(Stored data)
________________________

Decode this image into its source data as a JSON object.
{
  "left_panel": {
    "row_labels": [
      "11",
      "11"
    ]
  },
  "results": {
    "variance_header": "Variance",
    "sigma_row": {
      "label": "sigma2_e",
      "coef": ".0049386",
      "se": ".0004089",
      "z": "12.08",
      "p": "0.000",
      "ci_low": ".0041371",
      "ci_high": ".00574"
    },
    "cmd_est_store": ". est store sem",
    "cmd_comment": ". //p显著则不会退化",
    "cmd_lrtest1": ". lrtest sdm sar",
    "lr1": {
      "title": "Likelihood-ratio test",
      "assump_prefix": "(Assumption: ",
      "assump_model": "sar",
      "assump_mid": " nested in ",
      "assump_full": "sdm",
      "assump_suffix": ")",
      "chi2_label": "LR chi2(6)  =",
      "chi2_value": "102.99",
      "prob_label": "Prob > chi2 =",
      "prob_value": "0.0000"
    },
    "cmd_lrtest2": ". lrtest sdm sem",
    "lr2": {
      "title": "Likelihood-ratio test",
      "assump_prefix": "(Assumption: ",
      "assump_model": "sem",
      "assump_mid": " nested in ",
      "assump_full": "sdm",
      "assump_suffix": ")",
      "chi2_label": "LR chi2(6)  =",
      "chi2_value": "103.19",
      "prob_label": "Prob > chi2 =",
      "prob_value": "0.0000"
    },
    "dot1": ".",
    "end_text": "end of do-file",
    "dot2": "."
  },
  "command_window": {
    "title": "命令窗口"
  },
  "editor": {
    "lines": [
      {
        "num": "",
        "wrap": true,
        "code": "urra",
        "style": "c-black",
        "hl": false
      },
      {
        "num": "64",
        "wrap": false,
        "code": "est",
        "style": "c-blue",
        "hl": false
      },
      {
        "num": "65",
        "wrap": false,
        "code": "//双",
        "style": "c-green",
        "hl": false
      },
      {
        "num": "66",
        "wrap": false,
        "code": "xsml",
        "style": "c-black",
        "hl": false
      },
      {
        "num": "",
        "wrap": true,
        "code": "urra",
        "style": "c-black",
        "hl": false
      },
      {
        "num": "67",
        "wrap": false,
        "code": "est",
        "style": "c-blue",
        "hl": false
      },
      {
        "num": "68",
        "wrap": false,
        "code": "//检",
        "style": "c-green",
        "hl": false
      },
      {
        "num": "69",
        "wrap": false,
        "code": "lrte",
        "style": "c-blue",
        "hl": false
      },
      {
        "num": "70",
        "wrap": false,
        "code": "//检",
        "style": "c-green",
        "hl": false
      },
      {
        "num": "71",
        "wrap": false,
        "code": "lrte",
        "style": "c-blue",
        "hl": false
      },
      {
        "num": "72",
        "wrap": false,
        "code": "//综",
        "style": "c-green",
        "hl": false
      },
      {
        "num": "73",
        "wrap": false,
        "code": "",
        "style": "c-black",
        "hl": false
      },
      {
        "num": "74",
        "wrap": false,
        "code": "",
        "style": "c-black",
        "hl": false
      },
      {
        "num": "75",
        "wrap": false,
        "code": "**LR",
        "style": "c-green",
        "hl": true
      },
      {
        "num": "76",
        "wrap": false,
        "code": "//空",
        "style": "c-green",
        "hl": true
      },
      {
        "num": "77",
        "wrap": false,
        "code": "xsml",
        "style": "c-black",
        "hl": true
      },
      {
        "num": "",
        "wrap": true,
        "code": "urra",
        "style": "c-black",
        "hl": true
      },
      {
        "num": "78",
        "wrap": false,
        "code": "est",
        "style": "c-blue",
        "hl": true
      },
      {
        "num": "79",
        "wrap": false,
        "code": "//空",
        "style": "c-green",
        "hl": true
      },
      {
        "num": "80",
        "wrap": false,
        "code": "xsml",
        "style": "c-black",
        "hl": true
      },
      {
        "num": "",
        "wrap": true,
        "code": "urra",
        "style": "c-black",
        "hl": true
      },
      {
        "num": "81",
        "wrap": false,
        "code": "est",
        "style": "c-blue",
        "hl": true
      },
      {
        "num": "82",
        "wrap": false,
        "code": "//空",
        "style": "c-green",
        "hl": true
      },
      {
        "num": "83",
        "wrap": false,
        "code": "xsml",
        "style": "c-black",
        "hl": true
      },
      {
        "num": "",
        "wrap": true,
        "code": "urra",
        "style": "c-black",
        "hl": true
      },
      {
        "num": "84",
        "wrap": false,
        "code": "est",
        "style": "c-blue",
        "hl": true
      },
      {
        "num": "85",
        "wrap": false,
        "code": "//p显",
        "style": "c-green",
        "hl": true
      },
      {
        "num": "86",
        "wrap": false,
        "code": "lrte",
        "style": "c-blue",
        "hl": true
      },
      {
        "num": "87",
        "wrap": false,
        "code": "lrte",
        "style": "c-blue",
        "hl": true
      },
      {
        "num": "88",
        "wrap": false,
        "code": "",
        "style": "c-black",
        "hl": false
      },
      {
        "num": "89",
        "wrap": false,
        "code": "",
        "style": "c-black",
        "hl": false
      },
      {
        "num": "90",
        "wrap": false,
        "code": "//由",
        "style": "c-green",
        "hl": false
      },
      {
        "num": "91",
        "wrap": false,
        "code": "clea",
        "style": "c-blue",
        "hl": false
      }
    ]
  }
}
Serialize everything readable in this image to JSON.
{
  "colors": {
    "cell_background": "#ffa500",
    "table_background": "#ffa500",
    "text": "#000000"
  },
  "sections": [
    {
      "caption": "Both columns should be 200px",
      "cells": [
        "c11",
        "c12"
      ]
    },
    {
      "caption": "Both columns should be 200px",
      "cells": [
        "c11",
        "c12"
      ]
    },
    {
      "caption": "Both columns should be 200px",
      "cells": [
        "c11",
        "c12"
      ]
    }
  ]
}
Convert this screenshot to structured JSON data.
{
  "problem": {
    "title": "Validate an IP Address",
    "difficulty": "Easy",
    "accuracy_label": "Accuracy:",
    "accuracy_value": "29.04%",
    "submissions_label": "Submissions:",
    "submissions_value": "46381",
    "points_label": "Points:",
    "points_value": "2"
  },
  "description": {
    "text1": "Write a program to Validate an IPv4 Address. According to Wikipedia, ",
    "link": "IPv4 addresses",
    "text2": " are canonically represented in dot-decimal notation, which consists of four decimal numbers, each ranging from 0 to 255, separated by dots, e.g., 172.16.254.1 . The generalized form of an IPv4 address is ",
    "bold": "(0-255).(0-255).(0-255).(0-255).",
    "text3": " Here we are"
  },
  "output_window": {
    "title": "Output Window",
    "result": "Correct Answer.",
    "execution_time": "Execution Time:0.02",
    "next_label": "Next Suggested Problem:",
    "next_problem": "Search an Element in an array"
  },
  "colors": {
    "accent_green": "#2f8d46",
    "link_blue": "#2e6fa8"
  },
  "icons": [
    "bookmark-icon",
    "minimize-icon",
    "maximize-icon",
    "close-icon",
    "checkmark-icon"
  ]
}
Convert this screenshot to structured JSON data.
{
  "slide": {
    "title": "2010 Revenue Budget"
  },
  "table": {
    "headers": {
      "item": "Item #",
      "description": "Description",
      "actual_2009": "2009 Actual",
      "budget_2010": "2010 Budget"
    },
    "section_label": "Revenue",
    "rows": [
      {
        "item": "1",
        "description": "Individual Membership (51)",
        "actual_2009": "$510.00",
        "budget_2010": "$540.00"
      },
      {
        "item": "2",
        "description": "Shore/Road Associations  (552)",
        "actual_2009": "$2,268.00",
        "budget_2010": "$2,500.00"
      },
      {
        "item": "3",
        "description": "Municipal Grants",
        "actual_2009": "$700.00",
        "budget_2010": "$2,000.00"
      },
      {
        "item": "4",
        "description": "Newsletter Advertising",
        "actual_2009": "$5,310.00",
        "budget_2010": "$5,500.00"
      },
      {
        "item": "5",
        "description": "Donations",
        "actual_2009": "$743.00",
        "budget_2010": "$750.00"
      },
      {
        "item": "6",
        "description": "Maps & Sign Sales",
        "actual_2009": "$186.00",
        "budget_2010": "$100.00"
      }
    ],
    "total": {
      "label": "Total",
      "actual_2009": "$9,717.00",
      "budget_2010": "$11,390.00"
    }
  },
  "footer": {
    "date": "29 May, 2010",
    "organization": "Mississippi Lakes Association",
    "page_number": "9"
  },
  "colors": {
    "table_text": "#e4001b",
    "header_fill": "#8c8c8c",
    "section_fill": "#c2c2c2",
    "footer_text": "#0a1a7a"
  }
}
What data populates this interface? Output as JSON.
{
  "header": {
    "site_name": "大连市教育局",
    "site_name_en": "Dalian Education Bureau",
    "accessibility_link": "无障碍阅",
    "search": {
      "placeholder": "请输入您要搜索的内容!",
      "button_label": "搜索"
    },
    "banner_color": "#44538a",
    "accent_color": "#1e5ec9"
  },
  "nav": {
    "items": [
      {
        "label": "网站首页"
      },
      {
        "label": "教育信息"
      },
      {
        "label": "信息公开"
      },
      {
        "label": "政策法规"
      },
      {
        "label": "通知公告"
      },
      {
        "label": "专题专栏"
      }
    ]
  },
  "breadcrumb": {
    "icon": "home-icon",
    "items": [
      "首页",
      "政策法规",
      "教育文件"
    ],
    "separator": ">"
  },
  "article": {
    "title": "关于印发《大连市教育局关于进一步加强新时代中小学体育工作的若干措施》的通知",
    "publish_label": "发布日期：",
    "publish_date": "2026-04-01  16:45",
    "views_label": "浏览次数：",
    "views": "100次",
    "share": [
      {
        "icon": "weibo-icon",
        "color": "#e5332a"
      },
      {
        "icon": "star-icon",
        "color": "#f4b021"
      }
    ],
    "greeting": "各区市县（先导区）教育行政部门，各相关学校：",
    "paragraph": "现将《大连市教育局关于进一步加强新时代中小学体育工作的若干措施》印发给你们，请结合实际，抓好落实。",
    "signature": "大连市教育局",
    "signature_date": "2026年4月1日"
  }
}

________________________

Problem requirements: Search the preceding listing for the word "image" and pull out every line that holds it.

The solution:
Decode this image into its source data as a JSON object.
Serialize everything readable in this image to JSON.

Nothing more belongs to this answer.